Examine the records and identify each line that includes the string "this". Copy those lines.

.....

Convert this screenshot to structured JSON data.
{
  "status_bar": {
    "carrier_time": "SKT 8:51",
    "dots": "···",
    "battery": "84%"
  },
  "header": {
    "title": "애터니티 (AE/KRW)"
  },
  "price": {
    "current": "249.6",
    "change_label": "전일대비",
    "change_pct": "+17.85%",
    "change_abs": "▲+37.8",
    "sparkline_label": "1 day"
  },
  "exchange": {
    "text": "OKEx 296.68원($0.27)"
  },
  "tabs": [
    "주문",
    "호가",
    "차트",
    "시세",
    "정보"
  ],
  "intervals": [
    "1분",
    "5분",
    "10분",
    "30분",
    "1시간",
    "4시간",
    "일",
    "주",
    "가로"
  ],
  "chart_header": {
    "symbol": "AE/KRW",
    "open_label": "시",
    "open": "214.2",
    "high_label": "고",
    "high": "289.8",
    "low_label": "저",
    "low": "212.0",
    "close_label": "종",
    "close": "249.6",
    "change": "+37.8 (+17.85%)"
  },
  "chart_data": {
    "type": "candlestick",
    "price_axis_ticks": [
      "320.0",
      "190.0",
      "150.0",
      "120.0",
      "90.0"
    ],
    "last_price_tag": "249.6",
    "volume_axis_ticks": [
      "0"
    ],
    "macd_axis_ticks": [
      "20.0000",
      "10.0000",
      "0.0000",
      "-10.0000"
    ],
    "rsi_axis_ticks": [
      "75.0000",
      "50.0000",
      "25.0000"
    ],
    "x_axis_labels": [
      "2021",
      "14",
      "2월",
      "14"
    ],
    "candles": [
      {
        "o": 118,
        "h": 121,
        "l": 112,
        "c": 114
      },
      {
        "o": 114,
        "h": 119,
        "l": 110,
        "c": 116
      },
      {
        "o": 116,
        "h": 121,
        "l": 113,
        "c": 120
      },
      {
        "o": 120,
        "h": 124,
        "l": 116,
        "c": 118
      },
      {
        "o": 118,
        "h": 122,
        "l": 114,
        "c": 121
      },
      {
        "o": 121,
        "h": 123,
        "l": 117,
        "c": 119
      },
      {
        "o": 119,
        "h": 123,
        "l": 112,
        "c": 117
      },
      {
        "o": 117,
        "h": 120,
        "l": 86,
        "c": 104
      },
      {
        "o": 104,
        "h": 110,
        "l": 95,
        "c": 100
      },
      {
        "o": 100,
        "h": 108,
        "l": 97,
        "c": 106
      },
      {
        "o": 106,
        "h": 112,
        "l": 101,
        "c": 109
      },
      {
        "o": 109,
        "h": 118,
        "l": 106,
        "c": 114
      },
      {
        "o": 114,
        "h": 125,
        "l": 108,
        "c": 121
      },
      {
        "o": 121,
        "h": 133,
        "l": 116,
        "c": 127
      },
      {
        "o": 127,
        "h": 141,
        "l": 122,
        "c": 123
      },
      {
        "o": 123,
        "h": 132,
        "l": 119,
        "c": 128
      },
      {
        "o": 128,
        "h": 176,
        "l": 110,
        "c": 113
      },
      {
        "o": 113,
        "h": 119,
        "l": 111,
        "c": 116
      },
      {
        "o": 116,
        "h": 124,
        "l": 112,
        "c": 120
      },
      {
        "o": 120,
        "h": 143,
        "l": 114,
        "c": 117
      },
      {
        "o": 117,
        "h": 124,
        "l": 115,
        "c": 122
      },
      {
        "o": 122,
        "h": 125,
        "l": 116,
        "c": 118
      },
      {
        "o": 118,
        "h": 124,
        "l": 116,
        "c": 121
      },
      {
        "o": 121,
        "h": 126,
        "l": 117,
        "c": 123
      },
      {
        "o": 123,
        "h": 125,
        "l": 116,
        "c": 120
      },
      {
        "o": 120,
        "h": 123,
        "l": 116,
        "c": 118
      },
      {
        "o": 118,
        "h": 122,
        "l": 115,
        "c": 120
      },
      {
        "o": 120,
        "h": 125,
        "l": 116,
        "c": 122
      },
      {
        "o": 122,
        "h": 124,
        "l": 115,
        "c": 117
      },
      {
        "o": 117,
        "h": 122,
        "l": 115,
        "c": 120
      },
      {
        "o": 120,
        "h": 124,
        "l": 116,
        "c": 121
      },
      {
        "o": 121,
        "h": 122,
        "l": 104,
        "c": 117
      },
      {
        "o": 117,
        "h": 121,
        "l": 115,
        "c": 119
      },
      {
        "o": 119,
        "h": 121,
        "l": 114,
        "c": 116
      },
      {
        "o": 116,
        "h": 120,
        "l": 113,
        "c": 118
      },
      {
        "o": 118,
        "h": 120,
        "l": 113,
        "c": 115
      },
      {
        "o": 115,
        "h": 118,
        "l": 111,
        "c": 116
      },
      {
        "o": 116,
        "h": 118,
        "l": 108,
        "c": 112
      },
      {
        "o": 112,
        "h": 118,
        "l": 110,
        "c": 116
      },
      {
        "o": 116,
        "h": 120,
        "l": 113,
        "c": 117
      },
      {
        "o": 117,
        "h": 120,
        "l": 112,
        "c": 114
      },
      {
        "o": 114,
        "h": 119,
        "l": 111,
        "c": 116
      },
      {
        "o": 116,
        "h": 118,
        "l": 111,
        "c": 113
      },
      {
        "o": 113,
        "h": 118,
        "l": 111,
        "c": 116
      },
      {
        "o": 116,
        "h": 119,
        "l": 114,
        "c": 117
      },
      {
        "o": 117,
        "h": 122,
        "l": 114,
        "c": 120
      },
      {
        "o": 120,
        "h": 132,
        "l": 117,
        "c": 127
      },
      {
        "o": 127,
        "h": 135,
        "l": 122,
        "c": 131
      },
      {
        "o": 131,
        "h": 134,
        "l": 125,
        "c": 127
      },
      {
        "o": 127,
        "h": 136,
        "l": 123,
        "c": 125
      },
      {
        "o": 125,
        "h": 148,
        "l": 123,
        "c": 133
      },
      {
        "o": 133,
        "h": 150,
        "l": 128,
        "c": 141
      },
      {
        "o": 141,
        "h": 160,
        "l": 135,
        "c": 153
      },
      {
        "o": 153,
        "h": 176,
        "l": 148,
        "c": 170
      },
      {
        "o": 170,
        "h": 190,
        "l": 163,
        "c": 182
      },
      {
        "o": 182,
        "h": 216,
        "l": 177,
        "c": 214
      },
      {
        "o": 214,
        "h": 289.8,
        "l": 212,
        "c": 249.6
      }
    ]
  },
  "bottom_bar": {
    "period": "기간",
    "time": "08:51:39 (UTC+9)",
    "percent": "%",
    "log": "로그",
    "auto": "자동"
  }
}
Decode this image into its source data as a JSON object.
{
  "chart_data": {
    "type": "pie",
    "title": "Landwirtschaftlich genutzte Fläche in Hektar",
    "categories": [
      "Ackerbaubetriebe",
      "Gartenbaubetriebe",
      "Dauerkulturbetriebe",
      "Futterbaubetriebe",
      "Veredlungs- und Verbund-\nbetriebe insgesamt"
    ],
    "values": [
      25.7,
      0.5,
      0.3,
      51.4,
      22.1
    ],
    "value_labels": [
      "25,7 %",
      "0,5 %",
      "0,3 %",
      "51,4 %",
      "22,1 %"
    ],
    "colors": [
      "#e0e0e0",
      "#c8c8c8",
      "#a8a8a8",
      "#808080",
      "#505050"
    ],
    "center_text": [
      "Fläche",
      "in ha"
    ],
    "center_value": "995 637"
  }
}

.....

* **Task result**
Convert this screenshot to structured JSON data.
Decode this image into its source data as a JSON object.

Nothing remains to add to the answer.